__Given problem__
Below are records to transcribe exactly, without their pictures.

Data records:
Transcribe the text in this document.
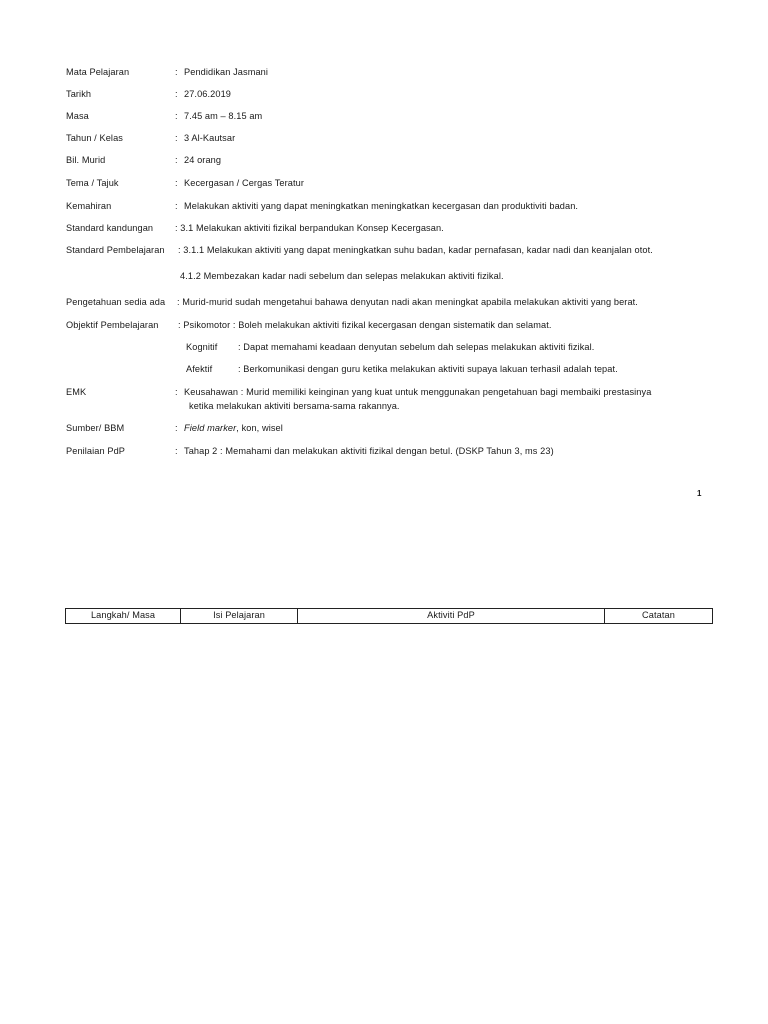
Mata Pelajaran	: Pendidikan Jasmani
Tarikh	: 27.06.2019
Masa	: 7.45 am – 8.15 am
Tahun / Kelas	: 3 Al-Kautsar
Bil. Murid	: 24 orang
Tema / Tajuk	: Kecergasan / Cergas Teratur
Kemahiran	: Melakukan aktiviti yang dapat meningkatkan meningkatkan kecergasan dan produktiviti badan.
Standard kandungan : 3.1 Melakukan aktiviti fizikal berpandukan Konsep Kecergasan.
Standard Pembelajaran : 3.1.1 Melakukan aktiviti yang dapat meningkatkan suhu badan, kadar pernafasan, kadar nadi dan keanjalan otot.
4.1.2 Membezakan kadar nadi sebelum dan selepas melakukan aktiviti fizikal.
Pengetahuan sedia ada : Murid-murid sudah mengetahui bahawa denyutan nadi akan meningkat apabila melakukan aktiviti yang berat.
Objektif Pembelajaran : Psikomotor : Boleh melakukan aktiviti fizikal kecergasan dengan sistematik dan selamat.
Kognitif : Dapat memahami keadaan denyutan sebelum dah selepas melakukan aktiviti fizikal.
Afektif	: Berkomunikasi dengan guru ketika melakukan aktiviti supaya lakuan terhasil adalah tepat.
EMK	: Keusahawan : Murid memiliki keinginan yang kuat untuk menggunakan pengetahuan bagi membaiki prestasinya
ketika melakukan aktiviti bersama-sama rakannya.
Sumber/ BBM	: Field marker, kon, wisel
Penilaian PdP	: Tahap 2 : Memahami dan melakukan aktiviti fizikal dengan betul. (DSKP Tahun 3, ms 23)
1
Langkah/ Masa	Isi Pelajaran	Aktiviti PdP	Catatan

__Task answer__
Transcribe the text in this document.
Mata Pelajaran	: Pendidikan Jasmani
Tarikh	: 27.06.2019
Masa	: 7.45 am – 8.15 am
Tahun / Kelas	: 3 Al-Kautsar
Bil. Murid	: 24 orang
Tema / Tajuk	: Kecergasan / Cergas Teratur
Kemahiran	: Melakukan aktiviti yang dapat meningkatkan meningkatkan kecergasan dan produktiviti badan.
Standard kandungan : 3.1 Melakukan aktiviti fizikal berpandukan Konsep Kecergasan.
Standard Pembelajaran : 3.1.1 Melakukan aktiviti yang dapat meningkatkan suhu badan, kadar pernafasan, kadar nadi dan keanjalan otot.
4.1.2 Membezakan kadar nadi sebelum dan selepas melakukan aktiviti fizikal.
Pengetahuan sedia ada : Murid-murid sudah mengetahui bahawa denyutan nadi akan meningkat apabila melakukan aktiviti yang berat.
Objektif Pembelajaran : Psikomotor : Boleh melakukan aktiviti fizikal kecergasan dengan sistematik dan selamat.
Kognitif : Dapat memahami keadaan denyutan sebelum dah selepas melakukan aktiviti fizikal.
Afektif	: Berkomunikasi dengan guru ketika melakukan aktiviti supaya lakuan terhasil adalah tepat.
EMK	: Keusahawan : Murid memiliki keinginan yang kuat untuk menggunakan pengetahuan bagi membaiki prestasinya
ketika melakukan aktiviti bersama-sama rakannya.
Sumber/ BBM	: Field marker, kon, wisel
Penilaian PdP	: Tahap 2 : Memahami dan melakukan aktiviti fizikal dengan betul. (DSKP Tahun 3, ms 23)
1
Langkah/ Masa	Isi Pelajaran	Aktiviti PdP	Catatan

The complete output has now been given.